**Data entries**
····················

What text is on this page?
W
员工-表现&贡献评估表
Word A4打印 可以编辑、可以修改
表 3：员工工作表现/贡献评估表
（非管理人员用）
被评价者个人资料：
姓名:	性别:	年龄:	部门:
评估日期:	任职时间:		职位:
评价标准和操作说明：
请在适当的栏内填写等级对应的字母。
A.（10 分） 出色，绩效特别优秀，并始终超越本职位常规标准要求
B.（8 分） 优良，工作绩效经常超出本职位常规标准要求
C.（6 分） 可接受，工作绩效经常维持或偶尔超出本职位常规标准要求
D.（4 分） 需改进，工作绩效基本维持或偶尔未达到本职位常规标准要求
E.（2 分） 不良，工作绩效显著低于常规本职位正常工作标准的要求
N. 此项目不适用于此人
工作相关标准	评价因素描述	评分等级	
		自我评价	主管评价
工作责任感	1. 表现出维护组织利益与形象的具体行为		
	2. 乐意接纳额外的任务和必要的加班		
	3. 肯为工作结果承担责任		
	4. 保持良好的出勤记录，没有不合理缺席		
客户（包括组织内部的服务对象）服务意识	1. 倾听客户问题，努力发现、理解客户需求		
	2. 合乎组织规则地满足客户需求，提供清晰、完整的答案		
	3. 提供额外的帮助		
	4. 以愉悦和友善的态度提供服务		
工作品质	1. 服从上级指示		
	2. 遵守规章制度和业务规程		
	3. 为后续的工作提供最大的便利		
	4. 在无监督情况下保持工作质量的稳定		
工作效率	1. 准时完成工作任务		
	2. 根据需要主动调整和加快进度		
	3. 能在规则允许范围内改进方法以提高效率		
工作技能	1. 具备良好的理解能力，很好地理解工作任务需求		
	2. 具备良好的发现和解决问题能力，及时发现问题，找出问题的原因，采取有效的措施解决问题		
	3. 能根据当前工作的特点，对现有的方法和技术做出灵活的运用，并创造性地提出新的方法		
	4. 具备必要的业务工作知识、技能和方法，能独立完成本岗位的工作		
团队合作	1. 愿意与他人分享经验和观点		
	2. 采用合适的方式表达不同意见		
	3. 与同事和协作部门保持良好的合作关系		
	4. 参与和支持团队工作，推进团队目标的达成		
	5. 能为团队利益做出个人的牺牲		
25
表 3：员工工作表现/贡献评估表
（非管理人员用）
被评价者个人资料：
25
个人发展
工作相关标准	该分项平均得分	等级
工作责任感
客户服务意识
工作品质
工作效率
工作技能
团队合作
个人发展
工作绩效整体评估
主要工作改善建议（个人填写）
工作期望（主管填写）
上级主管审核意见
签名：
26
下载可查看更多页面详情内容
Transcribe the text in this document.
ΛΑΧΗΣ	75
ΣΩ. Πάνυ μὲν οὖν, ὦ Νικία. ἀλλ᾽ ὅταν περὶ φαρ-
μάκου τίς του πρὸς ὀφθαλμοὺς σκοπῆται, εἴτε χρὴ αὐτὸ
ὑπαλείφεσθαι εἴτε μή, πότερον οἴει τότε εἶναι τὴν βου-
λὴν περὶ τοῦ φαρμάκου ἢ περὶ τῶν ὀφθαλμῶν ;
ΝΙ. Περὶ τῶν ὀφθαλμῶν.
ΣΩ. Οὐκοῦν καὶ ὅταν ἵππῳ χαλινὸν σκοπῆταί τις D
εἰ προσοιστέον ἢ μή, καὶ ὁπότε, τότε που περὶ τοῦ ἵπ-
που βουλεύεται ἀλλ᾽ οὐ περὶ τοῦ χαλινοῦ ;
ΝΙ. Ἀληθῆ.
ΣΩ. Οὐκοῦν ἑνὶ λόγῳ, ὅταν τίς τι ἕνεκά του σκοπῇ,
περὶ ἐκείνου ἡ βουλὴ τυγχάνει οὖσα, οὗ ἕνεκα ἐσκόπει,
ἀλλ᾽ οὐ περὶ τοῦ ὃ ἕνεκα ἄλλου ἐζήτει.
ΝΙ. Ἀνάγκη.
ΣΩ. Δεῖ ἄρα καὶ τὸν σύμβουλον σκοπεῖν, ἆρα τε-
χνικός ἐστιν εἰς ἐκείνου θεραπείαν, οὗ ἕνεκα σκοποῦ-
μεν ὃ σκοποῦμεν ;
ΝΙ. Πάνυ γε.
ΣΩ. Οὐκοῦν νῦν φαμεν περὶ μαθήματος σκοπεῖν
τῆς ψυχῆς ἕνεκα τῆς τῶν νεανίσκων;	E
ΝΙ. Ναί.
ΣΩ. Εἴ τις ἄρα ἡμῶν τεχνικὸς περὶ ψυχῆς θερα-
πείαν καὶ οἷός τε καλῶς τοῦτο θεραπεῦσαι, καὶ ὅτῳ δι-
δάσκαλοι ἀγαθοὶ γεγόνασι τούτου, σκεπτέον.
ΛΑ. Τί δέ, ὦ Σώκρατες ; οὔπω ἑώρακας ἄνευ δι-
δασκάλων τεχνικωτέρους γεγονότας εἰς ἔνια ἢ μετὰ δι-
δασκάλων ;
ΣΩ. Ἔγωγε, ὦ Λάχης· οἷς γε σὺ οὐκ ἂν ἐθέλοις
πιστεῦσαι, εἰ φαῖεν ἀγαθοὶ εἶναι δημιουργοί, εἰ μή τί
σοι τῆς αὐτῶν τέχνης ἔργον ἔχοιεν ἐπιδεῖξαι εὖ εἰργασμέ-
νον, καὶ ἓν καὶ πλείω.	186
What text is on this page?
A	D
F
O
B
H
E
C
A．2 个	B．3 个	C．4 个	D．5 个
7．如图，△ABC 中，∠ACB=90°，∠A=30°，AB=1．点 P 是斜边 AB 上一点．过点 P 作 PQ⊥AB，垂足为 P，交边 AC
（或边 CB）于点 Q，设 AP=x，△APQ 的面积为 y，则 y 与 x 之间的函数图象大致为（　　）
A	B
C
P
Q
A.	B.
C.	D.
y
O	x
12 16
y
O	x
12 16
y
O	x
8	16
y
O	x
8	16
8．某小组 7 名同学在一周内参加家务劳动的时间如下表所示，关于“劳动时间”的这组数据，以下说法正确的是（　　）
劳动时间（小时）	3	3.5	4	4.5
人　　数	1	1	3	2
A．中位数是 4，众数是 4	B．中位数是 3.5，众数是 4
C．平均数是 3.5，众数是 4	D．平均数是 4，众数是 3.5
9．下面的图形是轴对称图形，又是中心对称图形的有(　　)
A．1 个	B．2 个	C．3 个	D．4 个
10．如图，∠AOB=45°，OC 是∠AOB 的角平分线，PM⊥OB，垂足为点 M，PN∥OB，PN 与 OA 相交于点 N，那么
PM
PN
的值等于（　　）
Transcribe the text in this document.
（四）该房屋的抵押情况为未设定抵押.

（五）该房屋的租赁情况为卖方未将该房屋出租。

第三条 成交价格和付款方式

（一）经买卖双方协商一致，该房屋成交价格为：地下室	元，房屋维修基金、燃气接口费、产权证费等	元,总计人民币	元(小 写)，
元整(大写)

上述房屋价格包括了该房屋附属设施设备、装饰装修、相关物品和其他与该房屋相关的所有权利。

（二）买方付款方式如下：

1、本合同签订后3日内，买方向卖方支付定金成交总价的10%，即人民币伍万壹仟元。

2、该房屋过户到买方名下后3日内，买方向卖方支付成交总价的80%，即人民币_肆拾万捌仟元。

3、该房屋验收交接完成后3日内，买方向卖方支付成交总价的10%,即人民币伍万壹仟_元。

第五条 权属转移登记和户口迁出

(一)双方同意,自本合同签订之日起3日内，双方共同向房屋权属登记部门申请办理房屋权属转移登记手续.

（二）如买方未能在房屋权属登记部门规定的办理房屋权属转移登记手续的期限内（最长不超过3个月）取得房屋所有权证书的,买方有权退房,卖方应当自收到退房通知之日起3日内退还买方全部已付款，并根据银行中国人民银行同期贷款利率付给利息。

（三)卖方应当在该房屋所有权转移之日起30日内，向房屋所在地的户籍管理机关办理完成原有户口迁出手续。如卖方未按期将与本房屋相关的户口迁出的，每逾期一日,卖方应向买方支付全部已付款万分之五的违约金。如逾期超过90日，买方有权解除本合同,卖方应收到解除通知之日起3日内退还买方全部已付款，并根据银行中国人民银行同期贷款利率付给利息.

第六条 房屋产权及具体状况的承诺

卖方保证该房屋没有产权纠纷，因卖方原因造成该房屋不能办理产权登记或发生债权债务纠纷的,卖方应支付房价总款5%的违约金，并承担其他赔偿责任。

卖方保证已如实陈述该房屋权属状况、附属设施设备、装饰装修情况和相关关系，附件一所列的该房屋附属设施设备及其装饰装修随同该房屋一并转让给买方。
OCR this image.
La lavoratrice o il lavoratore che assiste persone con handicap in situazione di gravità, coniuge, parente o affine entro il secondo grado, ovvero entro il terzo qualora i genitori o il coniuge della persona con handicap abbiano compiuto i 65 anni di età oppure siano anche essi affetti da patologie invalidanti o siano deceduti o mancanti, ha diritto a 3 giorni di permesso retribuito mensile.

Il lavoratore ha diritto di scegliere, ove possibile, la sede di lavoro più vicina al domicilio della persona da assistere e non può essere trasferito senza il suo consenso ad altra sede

····················

Gather every line from the entries above where the word "σκοπεῖν" appears, and copy them.

ΣΩ. Δεῖ ἄρα καὶ τὸν σύμβουλον σκοπεῖν, ἆρα τε-
ΣΩ. Οὐκοῦν νῦν φαμεν περὶ μαθήματος σκοπεῖν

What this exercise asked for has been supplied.